*Provided entries*:
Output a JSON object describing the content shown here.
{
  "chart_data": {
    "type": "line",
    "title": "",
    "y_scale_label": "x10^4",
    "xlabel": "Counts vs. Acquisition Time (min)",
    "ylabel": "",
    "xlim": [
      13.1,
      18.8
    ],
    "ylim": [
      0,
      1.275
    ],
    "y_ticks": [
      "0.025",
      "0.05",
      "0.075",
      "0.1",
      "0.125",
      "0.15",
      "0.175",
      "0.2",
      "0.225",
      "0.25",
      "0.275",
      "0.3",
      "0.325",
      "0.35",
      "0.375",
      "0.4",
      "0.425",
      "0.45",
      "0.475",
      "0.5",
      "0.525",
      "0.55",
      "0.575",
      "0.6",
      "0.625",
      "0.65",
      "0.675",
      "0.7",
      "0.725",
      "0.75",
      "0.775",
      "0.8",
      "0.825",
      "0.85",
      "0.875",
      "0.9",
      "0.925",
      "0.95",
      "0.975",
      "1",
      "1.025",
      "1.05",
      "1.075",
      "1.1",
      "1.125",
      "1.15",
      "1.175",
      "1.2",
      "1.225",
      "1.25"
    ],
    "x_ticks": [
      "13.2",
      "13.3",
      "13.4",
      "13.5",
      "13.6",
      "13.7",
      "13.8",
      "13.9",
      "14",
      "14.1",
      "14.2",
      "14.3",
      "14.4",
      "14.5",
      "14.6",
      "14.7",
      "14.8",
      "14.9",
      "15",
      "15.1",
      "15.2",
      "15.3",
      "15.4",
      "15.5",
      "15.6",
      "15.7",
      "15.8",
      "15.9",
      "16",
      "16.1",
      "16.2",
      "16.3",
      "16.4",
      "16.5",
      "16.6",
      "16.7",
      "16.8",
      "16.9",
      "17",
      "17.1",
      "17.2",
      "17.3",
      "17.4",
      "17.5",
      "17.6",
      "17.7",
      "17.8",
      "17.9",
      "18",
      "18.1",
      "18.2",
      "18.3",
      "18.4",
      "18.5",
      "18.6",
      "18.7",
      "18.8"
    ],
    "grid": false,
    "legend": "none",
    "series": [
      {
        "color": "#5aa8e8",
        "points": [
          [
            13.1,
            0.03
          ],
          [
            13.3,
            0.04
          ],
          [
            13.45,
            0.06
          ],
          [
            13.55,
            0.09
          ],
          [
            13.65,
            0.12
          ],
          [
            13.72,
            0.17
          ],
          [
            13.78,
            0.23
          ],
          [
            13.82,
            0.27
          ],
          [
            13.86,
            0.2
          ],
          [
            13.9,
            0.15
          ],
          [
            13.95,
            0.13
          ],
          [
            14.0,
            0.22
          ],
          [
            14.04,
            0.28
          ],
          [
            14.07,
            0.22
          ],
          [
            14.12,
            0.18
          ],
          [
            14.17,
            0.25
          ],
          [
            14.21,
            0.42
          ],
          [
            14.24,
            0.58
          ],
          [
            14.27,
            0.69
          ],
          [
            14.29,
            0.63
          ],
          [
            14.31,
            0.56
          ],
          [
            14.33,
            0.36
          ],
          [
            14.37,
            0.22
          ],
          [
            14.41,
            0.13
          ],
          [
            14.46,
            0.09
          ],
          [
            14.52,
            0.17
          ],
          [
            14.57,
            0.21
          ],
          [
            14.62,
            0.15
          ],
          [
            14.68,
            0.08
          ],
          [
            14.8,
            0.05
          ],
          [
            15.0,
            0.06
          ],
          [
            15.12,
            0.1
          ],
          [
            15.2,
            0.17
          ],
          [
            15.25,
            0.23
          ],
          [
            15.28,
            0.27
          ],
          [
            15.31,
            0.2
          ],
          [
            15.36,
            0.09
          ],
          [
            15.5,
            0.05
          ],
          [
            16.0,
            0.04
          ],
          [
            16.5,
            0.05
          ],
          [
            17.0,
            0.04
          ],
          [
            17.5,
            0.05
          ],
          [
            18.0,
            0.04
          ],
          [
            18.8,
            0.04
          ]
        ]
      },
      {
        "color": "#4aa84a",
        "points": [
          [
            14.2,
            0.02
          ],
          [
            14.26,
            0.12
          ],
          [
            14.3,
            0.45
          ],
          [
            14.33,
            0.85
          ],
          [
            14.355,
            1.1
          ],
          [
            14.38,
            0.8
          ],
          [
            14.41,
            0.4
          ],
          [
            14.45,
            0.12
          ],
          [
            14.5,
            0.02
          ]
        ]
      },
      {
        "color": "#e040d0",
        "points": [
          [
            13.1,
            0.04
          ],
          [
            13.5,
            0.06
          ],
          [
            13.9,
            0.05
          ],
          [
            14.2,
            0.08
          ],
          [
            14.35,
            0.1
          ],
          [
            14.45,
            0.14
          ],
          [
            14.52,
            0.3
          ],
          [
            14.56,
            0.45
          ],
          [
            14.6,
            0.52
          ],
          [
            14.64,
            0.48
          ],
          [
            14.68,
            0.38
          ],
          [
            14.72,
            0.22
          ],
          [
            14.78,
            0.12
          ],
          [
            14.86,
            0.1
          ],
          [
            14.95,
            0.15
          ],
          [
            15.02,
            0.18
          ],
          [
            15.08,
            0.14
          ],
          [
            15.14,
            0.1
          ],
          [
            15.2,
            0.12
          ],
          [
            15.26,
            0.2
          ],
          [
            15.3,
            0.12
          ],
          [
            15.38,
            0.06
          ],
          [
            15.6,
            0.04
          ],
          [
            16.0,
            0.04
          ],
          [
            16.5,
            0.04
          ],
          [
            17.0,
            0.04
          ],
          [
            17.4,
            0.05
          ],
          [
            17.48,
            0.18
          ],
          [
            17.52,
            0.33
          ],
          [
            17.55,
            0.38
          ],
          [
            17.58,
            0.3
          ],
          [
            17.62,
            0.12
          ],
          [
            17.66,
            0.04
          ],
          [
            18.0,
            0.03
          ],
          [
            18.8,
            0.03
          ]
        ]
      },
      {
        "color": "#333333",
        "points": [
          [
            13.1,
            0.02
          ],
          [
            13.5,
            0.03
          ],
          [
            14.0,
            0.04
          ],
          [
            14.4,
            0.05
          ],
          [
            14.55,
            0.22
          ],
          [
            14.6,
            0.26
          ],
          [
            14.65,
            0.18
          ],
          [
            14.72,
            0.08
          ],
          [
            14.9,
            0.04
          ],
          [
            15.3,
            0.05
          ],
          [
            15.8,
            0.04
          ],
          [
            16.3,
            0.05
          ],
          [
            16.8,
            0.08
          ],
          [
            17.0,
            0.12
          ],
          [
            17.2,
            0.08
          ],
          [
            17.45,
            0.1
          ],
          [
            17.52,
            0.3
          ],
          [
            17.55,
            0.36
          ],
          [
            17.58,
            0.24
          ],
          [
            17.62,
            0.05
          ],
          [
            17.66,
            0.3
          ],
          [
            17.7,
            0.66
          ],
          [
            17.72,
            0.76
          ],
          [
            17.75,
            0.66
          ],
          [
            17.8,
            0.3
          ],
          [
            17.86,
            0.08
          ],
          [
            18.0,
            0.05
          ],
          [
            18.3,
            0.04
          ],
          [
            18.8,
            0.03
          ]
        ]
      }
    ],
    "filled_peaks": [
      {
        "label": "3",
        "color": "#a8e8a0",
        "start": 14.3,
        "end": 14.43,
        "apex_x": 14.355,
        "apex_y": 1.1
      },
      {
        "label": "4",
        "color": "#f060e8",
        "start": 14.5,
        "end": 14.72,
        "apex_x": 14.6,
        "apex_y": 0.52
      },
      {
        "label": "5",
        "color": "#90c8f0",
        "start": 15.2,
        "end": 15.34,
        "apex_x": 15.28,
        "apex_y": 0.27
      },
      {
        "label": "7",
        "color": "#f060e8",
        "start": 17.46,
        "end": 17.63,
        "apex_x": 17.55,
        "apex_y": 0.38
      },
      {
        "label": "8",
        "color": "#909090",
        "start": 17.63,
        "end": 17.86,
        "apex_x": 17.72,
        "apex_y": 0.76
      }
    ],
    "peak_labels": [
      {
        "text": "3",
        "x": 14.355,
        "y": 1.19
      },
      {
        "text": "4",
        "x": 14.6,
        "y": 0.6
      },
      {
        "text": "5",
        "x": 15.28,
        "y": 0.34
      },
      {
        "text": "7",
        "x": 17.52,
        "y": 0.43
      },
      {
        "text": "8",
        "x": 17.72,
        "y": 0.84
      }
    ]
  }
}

*Exercise requirements*:
Show all lines in the entries above where the string "color" appears.

*Exercise result*:
        "color": "#5aa8e8",
        "color": "#4aa84a",
        "color": "#e040d0",
        "color": "#333333",
        "color": "#a8e8a0",
        "color": "#f060e8",
        "color": "#90c8f0",
        "color": "#f060e8",
        "color": "#909090",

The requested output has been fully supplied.